— Your goal —
Continue the interview with Susan Sandler about Julia Scotti and Crossing Delancey, starting after its final paragraph.

[[ Excerpt, beginning ]]

Jewish Director and Writer Susan Sandler talks to JLife about her new film Julia Scotti: Funny That Way and her rom-com classic Crossing Delancey.
In the comedy boom of the 1980s, Rick Scotti was a busy guy – appearing in clubs across the country, on bills with Chris Rock and Jerry Seinfeld – when he came to the powerful realisation that nothing felt right. Rick’s true awakening at age 47 led to a new identity as Julia Scotti. Susan met Julia after one of her shows when she was contemplating telling her life story, she said: “I found her in the best possible way. A friend of mine, who is also a comedian put together a comedy show in Nantucket, and I saw her on stage. I loved what I saw. We hung out afterwards and I was working with Jane on putting together a one woman show which is what a lot of comedians do when they’re moving from their stand-up sets to doing more theatrical work. I’d worked with another comedian and she hinted that maybe Julia was interested in doing a one woman show.
“I started to hear more and more during conversations we had long into the night about what was going on in her life. That she returned to comedy after she transitioned, that she had been out of touch with her children for 15 years. The pieces were all there. As a storyteller all my nerve-endings screamed ‘this wants to be a documentary’.”
With Sandler’s previous writing success Crossing Delancey, the play which she would later adapt into a screenplay for the 1988 rom-com, Susan knew a thing or two about telling life stories: “Crossing Delancey was heavily autobiographical. Especially in showing my relationship with my Bubbe which was very, very close.
“And you know what, at the centre of that story is that grandparents have a pure wish for their grandchildren that they will be happy. They see through all of this pressure about professional success, climbing a social ladder, the urge to make money that we might have. Grandparents don’t want any of that – they just want happiness for their grandchildren.”

[[ Excerpt, end ]]
[[ Extracted material, beginning ]]

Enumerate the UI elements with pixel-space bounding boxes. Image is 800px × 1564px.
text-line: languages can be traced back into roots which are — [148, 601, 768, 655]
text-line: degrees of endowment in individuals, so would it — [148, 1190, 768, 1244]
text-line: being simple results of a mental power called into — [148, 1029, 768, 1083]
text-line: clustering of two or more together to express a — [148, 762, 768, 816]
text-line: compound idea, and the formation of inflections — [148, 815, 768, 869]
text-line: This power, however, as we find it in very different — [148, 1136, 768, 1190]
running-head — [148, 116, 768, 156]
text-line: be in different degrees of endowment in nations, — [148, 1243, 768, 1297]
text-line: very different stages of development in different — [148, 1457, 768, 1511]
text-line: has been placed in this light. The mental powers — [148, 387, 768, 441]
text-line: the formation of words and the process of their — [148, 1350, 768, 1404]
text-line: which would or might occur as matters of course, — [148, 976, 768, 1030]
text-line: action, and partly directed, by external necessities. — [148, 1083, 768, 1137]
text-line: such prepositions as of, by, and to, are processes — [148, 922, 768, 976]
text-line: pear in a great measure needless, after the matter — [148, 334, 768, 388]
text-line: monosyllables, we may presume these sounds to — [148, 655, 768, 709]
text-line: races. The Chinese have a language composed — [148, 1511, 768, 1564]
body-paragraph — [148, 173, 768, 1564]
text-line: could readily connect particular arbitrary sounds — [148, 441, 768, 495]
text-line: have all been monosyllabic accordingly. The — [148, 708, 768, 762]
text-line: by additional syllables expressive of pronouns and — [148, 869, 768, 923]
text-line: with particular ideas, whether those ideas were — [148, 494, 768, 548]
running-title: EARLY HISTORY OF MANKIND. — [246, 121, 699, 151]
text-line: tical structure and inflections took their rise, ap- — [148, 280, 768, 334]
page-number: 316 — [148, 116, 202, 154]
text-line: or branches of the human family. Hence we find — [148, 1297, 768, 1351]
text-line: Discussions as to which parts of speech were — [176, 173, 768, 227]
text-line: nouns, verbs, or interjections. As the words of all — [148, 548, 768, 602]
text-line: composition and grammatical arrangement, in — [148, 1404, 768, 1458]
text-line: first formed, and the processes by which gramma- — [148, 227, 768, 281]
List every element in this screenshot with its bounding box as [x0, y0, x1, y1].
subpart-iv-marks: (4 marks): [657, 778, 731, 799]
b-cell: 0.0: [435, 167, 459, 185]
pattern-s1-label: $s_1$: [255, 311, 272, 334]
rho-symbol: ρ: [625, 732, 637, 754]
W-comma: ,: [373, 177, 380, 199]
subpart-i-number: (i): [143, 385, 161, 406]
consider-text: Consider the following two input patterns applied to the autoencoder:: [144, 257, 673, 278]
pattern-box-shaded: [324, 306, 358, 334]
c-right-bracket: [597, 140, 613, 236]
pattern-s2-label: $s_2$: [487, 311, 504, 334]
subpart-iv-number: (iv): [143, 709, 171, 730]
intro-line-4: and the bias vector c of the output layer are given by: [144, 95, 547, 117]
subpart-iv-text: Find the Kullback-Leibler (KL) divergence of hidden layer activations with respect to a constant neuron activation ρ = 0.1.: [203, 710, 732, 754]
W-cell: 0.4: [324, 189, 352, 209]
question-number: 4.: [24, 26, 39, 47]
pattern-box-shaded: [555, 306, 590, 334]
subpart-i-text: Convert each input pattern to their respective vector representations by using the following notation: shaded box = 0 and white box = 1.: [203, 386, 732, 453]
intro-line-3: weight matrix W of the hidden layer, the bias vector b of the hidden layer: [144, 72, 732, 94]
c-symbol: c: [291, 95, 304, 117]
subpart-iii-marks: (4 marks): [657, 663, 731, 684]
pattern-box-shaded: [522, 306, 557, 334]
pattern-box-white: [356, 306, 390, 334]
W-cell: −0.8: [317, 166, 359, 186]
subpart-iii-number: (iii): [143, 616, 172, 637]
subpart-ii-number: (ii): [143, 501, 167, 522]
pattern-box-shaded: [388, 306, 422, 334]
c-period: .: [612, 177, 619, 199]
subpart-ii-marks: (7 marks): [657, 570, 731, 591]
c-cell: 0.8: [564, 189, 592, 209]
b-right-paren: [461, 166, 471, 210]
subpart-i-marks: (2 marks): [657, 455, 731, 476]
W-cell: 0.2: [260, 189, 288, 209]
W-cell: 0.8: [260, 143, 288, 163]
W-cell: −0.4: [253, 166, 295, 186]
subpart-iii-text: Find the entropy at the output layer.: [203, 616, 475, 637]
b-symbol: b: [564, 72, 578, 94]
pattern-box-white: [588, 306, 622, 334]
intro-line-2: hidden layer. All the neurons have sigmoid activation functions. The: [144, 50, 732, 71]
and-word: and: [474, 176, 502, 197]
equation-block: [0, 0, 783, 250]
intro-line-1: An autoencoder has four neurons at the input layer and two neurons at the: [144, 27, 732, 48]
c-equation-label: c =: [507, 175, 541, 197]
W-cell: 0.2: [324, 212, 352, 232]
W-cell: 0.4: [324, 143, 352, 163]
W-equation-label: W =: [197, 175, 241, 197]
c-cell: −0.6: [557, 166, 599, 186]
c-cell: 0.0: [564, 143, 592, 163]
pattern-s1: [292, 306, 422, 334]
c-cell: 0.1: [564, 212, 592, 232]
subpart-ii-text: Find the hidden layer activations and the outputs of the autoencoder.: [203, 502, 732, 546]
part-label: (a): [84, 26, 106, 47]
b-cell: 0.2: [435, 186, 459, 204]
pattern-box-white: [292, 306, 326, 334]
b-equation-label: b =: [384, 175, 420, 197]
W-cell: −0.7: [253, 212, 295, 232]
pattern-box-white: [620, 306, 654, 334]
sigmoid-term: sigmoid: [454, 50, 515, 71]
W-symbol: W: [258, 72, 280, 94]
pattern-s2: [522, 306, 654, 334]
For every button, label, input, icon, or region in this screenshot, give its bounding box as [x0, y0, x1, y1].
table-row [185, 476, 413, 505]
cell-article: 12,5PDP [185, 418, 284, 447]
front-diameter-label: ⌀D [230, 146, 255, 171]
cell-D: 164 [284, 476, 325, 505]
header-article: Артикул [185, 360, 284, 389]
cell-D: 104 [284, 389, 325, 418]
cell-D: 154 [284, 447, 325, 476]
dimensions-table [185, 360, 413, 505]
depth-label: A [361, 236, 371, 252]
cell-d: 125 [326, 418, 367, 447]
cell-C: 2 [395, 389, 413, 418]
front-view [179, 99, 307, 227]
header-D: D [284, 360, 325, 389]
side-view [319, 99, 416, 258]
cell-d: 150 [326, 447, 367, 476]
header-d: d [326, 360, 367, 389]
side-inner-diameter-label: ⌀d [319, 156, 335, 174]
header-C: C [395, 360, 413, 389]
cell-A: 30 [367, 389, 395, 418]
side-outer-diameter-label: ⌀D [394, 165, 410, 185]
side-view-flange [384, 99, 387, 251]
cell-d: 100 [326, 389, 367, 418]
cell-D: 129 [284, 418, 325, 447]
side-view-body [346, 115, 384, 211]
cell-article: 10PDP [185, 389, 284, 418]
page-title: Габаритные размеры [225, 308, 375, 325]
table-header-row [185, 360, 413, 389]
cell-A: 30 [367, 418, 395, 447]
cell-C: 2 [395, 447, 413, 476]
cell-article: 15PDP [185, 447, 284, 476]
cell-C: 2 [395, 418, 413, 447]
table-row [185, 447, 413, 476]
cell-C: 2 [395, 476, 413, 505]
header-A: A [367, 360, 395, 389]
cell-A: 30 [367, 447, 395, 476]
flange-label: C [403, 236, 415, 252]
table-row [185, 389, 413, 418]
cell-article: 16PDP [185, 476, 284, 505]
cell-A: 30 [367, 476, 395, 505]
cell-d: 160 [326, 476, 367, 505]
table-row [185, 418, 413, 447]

[[ Extracted material, end ]]

— Answer to the problem —
Julia Scotti expressed in her story the devastation she felt for being removed from her children’s lives when everything else, including her gender identity and her marriage, was going wrong she felt her love for her children was the only thing which kept her afloat. Susan wanted to draw upon that re-connection with family in the documentary saying: “I was very grateful to Julia’s children for being so open. The separation part of their story is very heart-breaking, but very joyful that the film captures the return. The beginning and rebuilding of this relationship and all of the things that come from that. And letting people know that living your truth is where happiness is.
“The heart-breaking thing is that they were living just 15 minutes away during that time. So, it wasn’t like she was living on the other side of the country, they were living in the same community, but estranged. Julia would learn about them, as she says in the film, through family members who would see them and bring her things like Emma’s graduation photos and their view of events – all told through Julia’s mother or cousin who were in touch with them. But there was never direct contact.”
Thankfully, Julia’s story comes to a happy ending, which Susan was happy to portray: “But how they opened up and reconnected! They were extraordinary, her son Dan was very connected to her through his love of comedy. For the time of their estrangement, he became focused on doing comedy, being a sketch writer – almost as if he was genetically drawn to it. There’s a deep bond there.
“I think Emma had a more difficult time coming back to understanding their history, that’s understandable in many ways. But both do welcome Julia back into their lives.
The film was released on Transgender Visibility Day on 31st March.